» PROBLEM STATEMENT
Return all the data, word for word.

Start of RECORD EXCERPTS

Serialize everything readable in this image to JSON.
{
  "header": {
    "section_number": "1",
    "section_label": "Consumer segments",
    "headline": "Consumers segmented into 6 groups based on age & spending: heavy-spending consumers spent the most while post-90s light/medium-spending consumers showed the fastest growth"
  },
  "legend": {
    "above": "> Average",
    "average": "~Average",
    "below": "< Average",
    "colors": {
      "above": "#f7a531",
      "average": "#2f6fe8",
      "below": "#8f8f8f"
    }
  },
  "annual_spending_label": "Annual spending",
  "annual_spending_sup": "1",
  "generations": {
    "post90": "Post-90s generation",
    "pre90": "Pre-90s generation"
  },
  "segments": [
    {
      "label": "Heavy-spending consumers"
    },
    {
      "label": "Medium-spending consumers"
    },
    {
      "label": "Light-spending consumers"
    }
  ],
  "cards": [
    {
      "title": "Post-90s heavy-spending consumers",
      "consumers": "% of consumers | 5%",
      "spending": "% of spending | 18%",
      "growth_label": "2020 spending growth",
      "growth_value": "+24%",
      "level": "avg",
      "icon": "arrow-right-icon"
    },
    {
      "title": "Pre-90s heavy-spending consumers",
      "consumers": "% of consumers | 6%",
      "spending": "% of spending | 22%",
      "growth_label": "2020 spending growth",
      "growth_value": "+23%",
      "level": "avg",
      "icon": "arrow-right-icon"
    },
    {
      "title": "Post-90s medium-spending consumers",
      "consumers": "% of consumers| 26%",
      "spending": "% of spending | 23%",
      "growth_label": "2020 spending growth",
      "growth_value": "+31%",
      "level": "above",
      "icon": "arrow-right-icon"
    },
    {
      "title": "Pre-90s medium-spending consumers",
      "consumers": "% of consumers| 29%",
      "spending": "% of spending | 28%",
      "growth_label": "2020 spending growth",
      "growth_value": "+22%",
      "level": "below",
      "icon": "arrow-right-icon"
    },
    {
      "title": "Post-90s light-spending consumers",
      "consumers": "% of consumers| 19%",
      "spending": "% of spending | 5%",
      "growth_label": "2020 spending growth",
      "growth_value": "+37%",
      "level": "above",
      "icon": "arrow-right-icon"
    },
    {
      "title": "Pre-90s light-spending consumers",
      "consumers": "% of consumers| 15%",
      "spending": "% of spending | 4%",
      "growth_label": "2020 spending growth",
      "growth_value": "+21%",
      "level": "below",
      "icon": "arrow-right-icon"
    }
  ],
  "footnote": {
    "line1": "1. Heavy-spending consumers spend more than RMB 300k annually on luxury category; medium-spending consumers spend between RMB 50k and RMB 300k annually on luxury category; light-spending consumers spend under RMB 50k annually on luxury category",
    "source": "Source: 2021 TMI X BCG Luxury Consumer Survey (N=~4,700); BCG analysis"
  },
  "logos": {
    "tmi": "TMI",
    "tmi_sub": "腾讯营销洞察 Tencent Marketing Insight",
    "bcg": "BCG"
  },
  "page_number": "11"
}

End of RECORD EXCERPTS

» ANSWER TO THE EXERCISE
Serialize everything readable in this image to JSON.
{
  "header": {
    "section_number": "1",
    "section_label": "Consumer segments",
    "headline": "Consumers segmented into 6 groups based on age & spending: heavy-spending consumers spent the most while post-90s light/medium-spending consumers showed the fastest growth"
  },
  "legend": {
    "above": "> Average",
    "average": "~Average",
    "below": "< Average",
    "colors": {
      "above": "#f7a531",
      "average": "#2f6fe8",
      "below": "#8f8f8f"
    }
  },
  "annual_spending_label": "Annual spending",
  "annual_spending_sup": "1",
  "generations": {
    "post90": "Post-90s generation",
    "pre90": "Pre-90s generation"
  },
  "segments": [
    {
      "label": "Heavy-spending consumers"
    },
    {
      "label": "Medium-spending consumers"
    },
    {
      "label": "Light-spending consumers"
    }
  ],
  "cards": [
    {
      "title": "Post-90s heavy-spending consumers",
      "consumers": "% of consumers | 5%",
      "spending": "% of spending | 18%",
      "growth_label": "2020 spending growth",
      "growth_value": "+24%",
      "level": "avg",
      "icon": "arrow-right-icon"
    },
    {
      "title": "Pre-90s heavy-spending consumers",
      "consumers": "% of consumers | 6%",
      "spending": "% of spending | 22%",
      "growth_label": "2020 spending growth",
      "growth_value": "+23%",
      "level": "avg",
      "icon": "arrow-right-icon"
    },
    {
      "title": "Post-90s medium-spending consumers",
      "consumers": "% of consumers| 26%",
      "spending": "% of spending | 23%",
      "growth_label": "2020 spending growth",
      "growth_value": "+31%",
      "level": "above",
      "icon": "arrow-right-icon"
    },
    {
      "title": "Pre-90s medium-spending consumers",
      "consumers": "% of consumers| 29%",
      "spending": "% of spending | 28%",
      "growth_label": "2020 spending growth",
      "growth_value": "+22%",
      "level": "below",
      "icon": "arrow-right-icon"
    },
    {
      "title": "Post-90s light-spending consumers",
      "consumers": "% of consumers| 19%",
      "spending": "% of spending | 5%",
      "growth_label": "2020 spending growth",
      "growth_value": "+37%",
      "level": "above",
      "icon": "arrow-right-icon"
    },
    {
      "title": "Pre-90s light-spending consumers",
      "consumers": "% of consumers| 15%",
      "spending": "% of spending | 4%",
      "growth_label": "2020 spending growth",
      "growth_value": "+21%",
      "level": "below",
      "icon": "arrow-right-icon"
    }
  ],
  "footnote": {
    "line1": "1. Heavy-spending consumers spend more than RMB 300k annually on luxury category; medium-spending consumers spend between RMB 50k and RMB 300k annually on luxury category; light-spending consumers spend under RMB 50k annually on luxury category",
    "source": "Source: 2021 TMI X BCG Luxury Consumer Survey (N=~4,700); BCG analysis"
  },
  "logos": {
    "tmi": "TMI",
    "tmi_sub": "腾讯营销洞察 Tencent Marketing Insight",
    "bcg": "BCG"
  },
  "page_number": "11"
}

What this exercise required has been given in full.